(begin)
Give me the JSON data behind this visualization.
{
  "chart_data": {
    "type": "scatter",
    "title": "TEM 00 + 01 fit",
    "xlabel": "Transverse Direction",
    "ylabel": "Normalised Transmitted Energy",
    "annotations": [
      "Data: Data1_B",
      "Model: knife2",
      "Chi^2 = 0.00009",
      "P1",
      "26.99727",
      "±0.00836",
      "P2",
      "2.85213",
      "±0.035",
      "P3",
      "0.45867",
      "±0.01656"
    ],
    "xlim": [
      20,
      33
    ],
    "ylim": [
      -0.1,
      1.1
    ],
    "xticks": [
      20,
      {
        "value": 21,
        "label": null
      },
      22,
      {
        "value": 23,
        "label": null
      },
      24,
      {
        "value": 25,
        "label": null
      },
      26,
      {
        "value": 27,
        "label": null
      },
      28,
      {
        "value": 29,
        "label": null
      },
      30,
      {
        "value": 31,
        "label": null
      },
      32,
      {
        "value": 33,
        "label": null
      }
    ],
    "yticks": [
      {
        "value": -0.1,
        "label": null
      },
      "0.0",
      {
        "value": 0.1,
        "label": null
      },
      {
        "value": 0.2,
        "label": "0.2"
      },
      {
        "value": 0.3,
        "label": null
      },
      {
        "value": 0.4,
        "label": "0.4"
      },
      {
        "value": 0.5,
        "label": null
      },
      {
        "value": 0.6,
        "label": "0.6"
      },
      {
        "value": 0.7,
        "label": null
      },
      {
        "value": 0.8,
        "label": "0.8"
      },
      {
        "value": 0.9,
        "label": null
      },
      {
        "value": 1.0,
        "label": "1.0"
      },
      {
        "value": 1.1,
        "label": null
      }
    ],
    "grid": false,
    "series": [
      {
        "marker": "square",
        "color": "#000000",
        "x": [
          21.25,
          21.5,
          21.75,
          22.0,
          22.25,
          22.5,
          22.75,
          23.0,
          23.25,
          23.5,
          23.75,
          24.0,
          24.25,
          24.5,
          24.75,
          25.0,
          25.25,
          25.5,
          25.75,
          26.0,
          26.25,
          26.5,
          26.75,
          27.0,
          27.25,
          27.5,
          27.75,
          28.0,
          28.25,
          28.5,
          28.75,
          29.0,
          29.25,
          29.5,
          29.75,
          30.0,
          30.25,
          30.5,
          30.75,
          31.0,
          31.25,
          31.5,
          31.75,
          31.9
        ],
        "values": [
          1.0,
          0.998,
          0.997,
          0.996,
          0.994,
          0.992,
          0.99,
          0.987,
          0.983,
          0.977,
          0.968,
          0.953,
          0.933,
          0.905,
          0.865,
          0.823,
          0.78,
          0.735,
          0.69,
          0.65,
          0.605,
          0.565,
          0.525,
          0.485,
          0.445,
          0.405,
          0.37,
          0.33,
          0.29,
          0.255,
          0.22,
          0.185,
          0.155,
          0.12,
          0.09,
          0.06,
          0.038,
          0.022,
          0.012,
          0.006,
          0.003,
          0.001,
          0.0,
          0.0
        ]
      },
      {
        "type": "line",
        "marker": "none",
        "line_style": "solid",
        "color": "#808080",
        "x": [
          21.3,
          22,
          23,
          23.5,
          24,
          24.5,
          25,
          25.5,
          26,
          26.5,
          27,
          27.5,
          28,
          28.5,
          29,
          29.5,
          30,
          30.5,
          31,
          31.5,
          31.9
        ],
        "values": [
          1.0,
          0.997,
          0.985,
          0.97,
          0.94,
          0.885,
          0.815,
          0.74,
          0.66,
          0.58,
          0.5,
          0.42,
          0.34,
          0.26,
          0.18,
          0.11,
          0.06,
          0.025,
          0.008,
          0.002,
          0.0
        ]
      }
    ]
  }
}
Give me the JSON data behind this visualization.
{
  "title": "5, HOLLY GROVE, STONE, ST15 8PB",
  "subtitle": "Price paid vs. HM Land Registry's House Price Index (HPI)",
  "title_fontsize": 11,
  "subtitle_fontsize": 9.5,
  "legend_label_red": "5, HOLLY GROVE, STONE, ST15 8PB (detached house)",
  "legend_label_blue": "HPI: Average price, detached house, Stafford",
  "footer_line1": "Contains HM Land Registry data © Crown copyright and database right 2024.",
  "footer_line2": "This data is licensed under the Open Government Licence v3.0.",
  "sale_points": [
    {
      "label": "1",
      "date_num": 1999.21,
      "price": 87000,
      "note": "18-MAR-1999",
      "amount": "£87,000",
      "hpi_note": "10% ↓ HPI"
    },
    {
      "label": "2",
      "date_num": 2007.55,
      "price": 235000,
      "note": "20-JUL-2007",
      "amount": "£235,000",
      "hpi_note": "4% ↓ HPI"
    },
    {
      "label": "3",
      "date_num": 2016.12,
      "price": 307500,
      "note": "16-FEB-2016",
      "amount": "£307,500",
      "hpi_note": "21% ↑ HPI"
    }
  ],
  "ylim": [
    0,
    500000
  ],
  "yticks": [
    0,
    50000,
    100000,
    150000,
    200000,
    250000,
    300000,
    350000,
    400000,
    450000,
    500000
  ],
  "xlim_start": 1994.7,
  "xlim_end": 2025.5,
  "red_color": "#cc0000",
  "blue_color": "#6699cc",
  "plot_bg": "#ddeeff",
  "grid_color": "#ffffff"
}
(end)
Problem requirements
All lines that include "GROVE" are to be gathered and copied.

Exercise result
  "title": "5, HOLLY GROVE, STONE, ST15 8PB",
  "legend_label_red": "5, HOLLY GROVE, STONE, ST15 8PB (detached house)",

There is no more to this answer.